== GIVEN EXERCISE 1 ==
Set down the news passage on the bin Laden audiotape word for word, starting with "Al-Qaida-allied groups have" and going on through "in the mid-1990s.".

== SUPPLIED TEXT ==
Bin Laden's call for a Saudi uprising, in a lengthy audiotape released over the Internet, represented an apparent change in tactics for the al-Qaida leader, a Saudi exile, in advocating popular change. But bin Laden added that should such tactics fail, Saudis would have no choice but to resort to a violent attack on the ruling family to "purge the Arabian Peninsula."

The unusually long speech from the most wanted fugitive - who called Afghanistan his home - represented the latest manifesto in a stepped-up media campaign by bin Laden and his top lieutenant, Ayman Zawahiri, during the past year. It included an up-to-date reference, to a Dec. 6 attack on the U.S. Consulate in the Saudi city of Jiddah.

On the more than hour-long tape, which U.S. intelligence officials said they believed to be authentic, bin Laden lays out a detailed political case for overthrowing the Saudi rulers. It came on the same day as a leading Saudi dissident group called for protesters to take to the streets inside the kingdom. Hundreds of Saudi security personnel and riot police blockaded streets in the country's two largest cities to preempt protests, which failed to materialize.

Al-Qaida-allied groups have carried out a series of car bombings, beheadings and other attacks on foreign targets and the Saudi government since May 2003, killing more than 80 people in the oil-rich kingdom. Bin Laden has called repeatedly for the royal family's ouster since it exiled him in the mid-1990s.

The new tape repeats bin Laden's demand for the Saudi government's overthrow but urges Saudis to do so in the manner of nonviolent revolutions elsewhere. To head off a bloody "armed uprising" by disaffected youth, bin Laden said, the Saudi elite must reform the kingdom now. Events, he warned, according to a U.S. government translation of the tape, are heading "with unusual speed toward an explosion."

"Matters have exceeded all bounds," bin Laden said, "and when the people move to ask for their rights, security agencies cannot stop them."

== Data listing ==
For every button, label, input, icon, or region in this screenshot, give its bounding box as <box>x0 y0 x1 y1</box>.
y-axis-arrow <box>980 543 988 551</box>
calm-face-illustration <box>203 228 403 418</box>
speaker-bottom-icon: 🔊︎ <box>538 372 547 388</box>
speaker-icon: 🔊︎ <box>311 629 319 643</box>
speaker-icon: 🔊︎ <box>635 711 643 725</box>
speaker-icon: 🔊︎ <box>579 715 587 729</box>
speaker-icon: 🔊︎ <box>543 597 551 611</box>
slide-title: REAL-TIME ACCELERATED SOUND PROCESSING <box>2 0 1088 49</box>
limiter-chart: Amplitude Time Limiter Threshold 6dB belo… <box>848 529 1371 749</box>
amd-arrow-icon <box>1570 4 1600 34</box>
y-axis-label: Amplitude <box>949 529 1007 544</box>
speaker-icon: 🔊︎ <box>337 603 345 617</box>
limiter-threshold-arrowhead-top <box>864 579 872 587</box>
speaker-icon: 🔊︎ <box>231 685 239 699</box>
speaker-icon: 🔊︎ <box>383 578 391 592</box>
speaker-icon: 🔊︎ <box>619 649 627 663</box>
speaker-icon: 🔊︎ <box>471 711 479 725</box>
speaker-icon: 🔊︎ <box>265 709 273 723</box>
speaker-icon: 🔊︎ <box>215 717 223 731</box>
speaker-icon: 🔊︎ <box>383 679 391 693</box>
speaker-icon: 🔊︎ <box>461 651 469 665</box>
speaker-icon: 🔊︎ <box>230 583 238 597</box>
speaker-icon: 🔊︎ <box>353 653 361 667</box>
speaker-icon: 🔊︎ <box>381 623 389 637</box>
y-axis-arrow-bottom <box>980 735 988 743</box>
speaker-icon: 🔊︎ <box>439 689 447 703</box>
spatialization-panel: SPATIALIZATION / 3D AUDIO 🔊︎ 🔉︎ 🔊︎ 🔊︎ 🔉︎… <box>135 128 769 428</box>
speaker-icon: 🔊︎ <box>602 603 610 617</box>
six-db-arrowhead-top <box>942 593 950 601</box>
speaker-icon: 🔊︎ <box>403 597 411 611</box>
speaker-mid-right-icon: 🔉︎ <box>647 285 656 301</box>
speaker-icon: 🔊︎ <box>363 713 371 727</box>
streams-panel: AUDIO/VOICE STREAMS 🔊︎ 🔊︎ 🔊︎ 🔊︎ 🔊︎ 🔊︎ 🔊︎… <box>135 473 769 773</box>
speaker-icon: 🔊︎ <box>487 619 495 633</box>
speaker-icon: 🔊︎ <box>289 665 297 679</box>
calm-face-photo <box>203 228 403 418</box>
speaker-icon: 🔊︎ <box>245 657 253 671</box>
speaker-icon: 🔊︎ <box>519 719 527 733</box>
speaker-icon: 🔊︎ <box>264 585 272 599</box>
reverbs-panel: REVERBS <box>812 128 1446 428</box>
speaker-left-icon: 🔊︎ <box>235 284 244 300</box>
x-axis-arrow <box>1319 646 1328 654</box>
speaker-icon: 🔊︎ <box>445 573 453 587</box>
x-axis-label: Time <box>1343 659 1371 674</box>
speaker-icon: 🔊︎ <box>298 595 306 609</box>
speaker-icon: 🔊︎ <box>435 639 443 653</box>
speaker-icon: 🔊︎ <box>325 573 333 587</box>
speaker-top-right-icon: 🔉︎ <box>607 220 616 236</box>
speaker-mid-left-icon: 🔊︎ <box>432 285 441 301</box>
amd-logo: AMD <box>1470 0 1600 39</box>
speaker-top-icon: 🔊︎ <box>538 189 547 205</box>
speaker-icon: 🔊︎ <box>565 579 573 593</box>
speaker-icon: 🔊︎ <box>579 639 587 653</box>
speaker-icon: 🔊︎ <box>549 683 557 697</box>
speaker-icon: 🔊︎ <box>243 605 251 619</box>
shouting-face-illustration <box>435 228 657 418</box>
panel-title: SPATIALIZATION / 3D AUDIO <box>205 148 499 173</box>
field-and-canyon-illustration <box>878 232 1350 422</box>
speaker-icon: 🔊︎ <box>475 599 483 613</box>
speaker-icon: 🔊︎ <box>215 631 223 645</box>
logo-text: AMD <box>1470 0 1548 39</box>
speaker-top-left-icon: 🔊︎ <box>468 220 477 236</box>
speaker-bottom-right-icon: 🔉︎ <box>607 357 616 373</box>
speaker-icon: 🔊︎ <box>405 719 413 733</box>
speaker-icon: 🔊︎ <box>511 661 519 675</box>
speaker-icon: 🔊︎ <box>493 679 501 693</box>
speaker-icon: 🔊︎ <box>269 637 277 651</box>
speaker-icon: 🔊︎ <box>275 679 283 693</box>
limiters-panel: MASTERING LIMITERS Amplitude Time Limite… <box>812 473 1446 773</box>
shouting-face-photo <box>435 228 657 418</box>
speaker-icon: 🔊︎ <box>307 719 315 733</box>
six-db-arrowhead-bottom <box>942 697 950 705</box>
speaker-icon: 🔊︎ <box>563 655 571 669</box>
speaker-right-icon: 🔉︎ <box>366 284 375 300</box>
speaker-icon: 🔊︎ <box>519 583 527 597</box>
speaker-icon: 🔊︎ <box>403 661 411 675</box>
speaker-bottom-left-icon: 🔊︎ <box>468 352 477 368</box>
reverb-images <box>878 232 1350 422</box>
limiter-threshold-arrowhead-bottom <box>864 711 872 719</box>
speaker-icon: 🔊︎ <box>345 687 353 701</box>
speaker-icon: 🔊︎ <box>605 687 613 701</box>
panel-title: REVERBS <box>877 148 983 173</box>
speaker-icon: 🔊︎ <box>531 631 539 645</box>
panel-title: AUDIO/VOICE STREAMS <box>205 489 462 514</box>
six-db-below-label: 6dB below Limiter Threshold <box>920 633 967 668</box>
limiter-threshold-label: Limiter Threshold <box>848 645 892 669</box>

...

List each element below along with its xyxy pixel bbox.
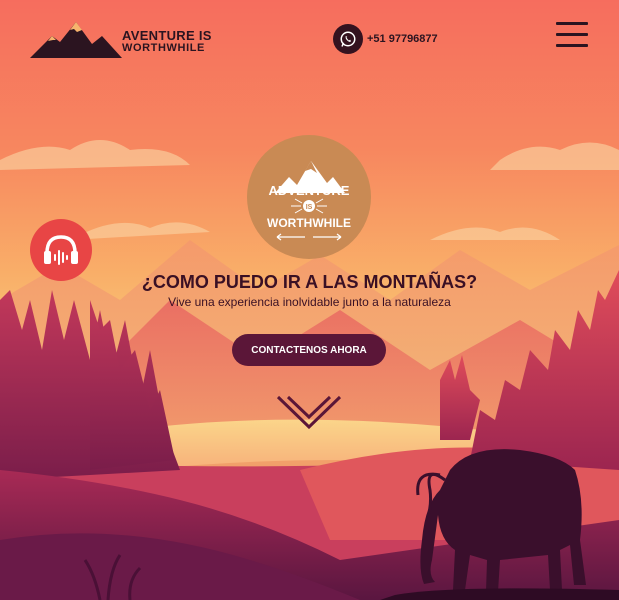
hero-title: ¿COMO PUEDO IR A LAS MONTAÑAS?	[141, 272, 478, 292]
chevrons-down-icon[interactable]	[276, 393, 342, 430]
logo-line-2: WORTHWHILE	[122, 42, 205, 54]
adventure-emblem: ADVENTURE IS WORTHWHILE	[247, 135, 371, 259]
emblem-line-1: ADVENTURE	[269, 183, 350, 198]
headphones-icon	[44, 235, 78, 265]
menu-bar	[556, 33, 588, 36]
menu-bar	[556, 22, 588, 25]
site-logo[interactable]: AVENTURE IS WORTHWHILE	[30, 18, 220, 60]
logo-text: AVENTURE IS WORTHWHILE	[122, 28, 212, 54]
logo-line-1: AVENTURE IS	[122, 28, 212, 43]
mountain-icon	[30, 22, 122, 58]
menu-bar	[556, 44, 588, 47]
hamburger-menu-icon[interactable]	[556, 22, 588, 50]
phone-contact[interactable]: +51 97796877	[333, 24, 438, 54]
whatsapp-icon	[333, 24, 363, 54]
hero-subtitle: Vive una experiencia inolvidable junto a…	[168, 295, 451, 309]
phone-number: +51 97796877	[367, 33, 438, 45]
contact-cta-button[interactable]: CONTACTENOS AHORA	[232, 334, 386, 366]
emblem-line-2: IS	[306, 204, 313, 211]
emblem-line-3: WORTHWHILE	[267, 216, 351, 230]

== GIVEN EXERCISE 2 ==
From the rows, extract word for word the lines starting with the line with "hero-title: ¿COMO PUEDO" and going on through the line with "235, 78, 265]", both ends included.

== FULL SOLUTION 1 ==
Al-Qaida-allied groups have carried out a series of car bombings, beheadings and other attacks on foreign targets and the Saudi government since May 2003, killing more than 80 people in the oil-rich kingdom. Bin Laden has called repeatedly for the royal family's ouster since it exiled him in the mid-1990s.

== FULL SOLUTION 2 ==
hero-title: ¿COMO PUEDO IR A LAS MONTAÑAS?	[141, 272, 478, 292]
chevrons-down-icon[interactable]	[276, 393, 342, 430]
logo-line-2: WORTHWHILE	[122, 42, 205, 54]
adventure-emblem: ADVENTURE IS WORTHWHILE	[247, 135, 371, 259]
emblem-line-1: ADVENTURE	[269, 183, 350, 198]
headphones-icon	[44, 235, 78, 265]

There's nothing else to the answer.